**WHAT THE TASK REQUIRES**
Go through the material and write it all out exactly, minus the pictures.

--- START ---

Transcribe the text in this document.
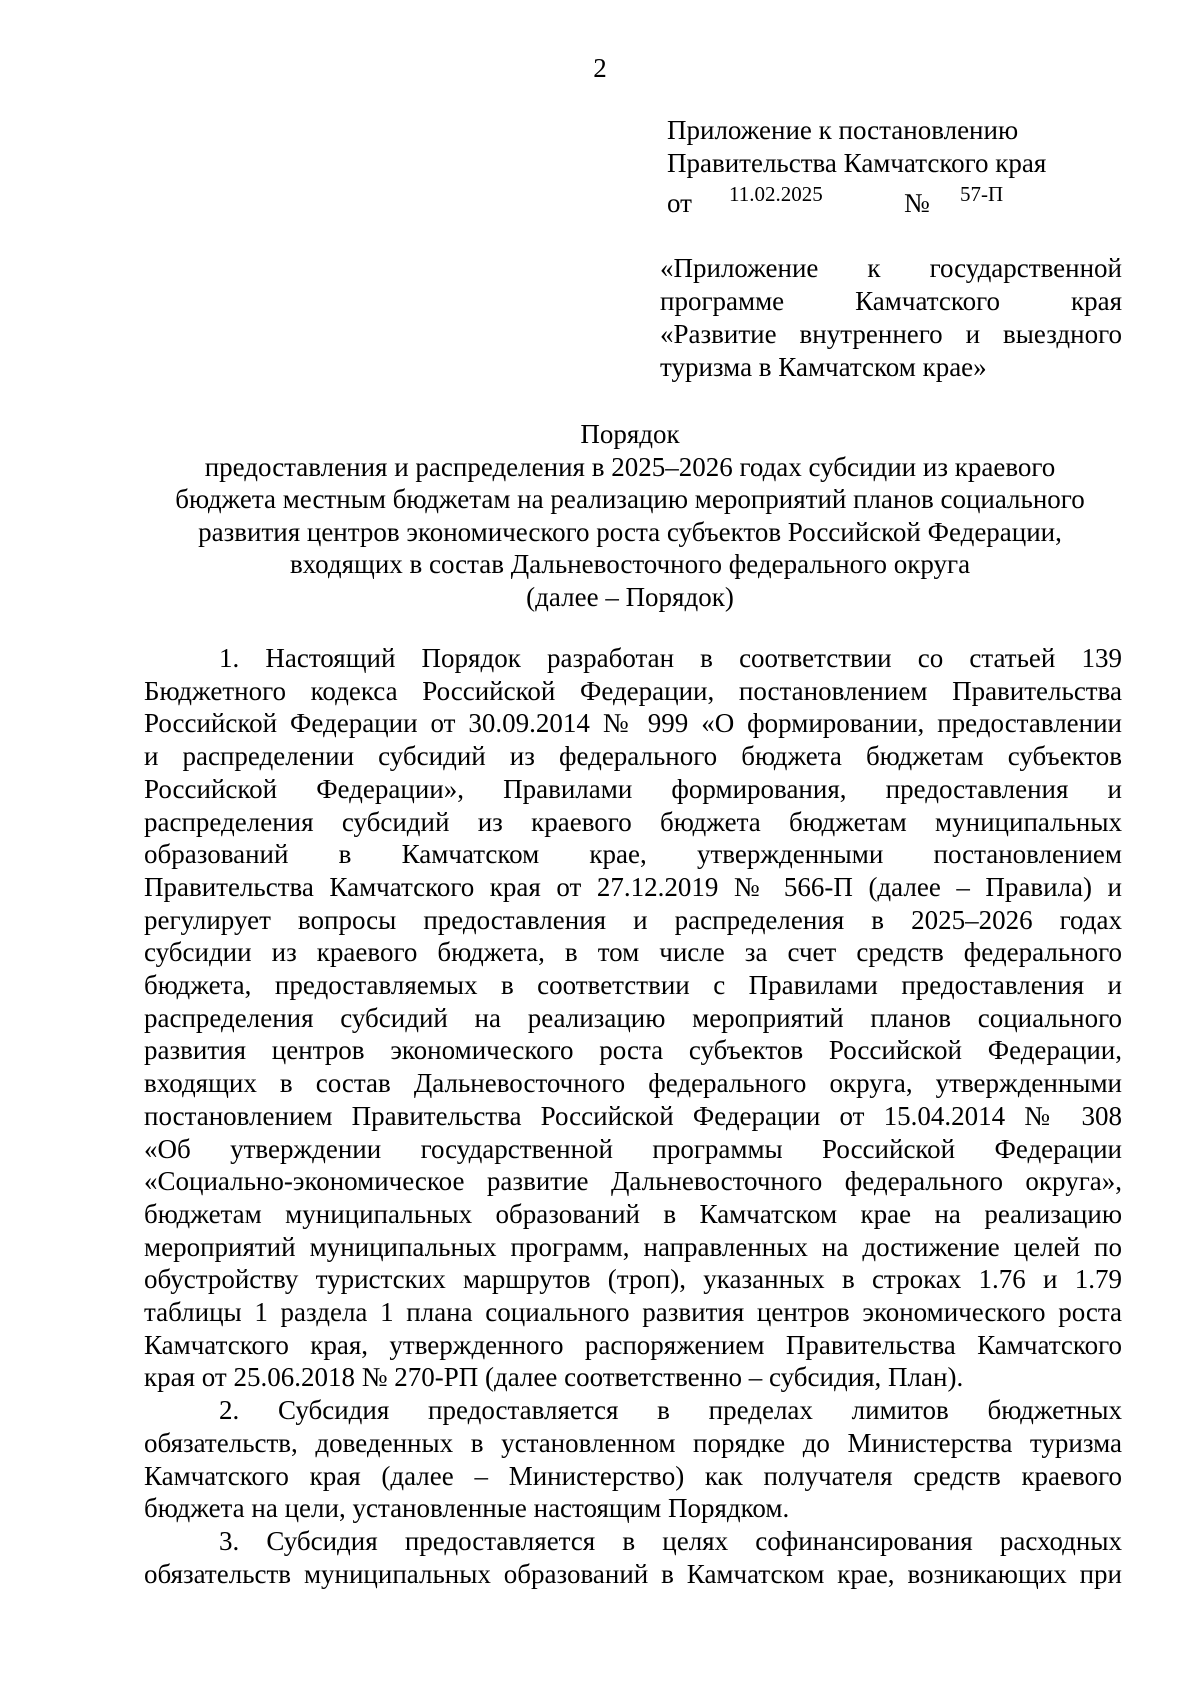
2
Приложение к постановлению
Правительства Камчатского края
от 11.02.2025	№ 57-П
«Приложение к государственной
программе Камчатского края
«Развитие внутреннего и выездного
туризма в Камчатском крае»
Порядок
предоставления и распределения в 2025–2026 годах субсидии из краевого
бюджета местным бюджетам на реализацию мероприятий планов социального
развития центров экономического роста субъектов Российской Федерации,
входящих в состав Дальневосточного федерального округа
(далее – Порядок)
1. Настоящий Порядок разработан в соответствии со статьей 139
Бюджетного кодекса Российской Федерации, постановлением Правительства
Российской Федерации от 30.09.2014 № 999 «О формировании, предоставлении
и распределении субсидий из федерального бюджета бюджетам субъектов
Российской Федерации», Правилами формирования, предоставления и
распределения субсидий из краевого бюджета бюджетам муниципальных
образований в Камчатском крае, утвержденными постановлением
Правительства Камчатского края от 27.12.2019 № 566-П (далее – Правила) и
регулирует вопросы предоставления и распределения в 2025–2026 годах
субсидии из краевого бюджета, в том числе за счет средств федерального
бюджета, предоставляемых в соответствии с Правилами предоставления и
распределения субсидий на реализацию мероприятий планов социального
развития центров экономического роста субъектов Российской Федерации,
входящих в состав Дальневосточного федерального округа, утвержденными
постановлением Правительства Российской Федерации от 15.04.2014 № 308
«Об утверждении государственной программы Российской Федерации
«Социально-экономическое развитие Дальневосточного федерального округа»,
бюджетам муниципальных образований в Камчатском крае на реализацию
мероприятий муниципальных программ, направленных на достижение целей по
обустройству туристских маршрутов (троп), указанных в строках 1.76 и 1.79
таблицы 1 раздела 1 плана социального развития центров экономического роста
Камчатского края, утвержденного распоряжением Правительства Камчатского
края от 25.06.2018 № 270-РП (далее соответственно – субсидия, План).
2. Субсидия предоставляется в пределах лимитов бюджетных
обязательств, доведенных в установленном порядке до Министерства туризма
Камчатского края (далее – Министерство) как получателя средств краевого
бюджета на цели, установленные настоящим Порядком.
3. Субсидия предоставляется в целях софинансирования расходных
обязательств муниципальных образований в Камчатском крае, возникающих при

--- END ---

**ANSWER BELOW**
Transcribe the text in this document.
2
Приложение к постановлению
Правительства Камчатского края
от 11.02.2025	№ 57-П
«Приложение к государственной
программе Камчатского края
«Развитие внутреннего и выездного
туризма в Камчатском крае»
Порядок
предоставления и распределения в 2025–2026 годах субсидии из краевого
бюджета местным бюджетам на реализацию мероприятий планов социального
развития центров экономического роста субъектов Российской Федерации,
входящих в состав Дальневосточного федерального округа
(далее – Порядок)
1. Настоящий Порядок разработан в соответствии со статьей 139
Бюджетного кодекса Российской Федерации, постановлением Правительства
Российской Федерации от 30.09.2014 № 999 «О формировании, предоставлении
и распределении субсидий из федерального бюджета бюджетам субъектов
Российской Федерации», Правилами формирования, предоставления и
распределения субсидий из краевого бюджета бюджетам муниципальных
образований в Камчатском крае, утвержденными постановлением
Правительства Камчатского края от 27.12.2019 № 566-П (далее – Правила) и
регулирует вопросы предоставления и распределения в 2025–2026 годах
субсидии из краевого бюджета, в том числе за счет средств федерального
бюджета, предоставляемых в соответствии с Правилами предоставления и
распределения субсидий на реализацию мероприятий планов социального
развития центров экономического роста субъектов Российской Федерации,
входящих в состав Дальневосточного федерального округа, утвержденными
постановлением Правительства Российской Федерации от 15.04.2014 № 308
«Об утверждении государственной программы Российской Федерации
«Социально-экономическое развитие Дальневосточного федерального округа»,
бюджетам муниципальных образований в Камчатском крае на реализацию
мероприятий муниципальных программ, направленных на достижение целей по
обустройству туристских маршрутов (троп), указанных в строках 1.76 и 1.79
таблицы 1 раздела 1 плана социального развития центров экономического роста
Камчатского края, утвержденного распоряжением Правительства Камчатского
края от 25.06.2018 № 270-РП (далее соответственно – субсидия, План).
2. Субсидия предоставляется в пределах лимитов бюджетных
обязательств, доведенных в установленном порядке до Министерства туризма
Камчатского края (далее – Министерство) как получателя средств краевого
бюджета на цели, установленные настоящим Порядком.
3. Субсидия предоставляется в целях софинансирования расходных
обязательств муниципальных образований в Камчатском крае, возникающих при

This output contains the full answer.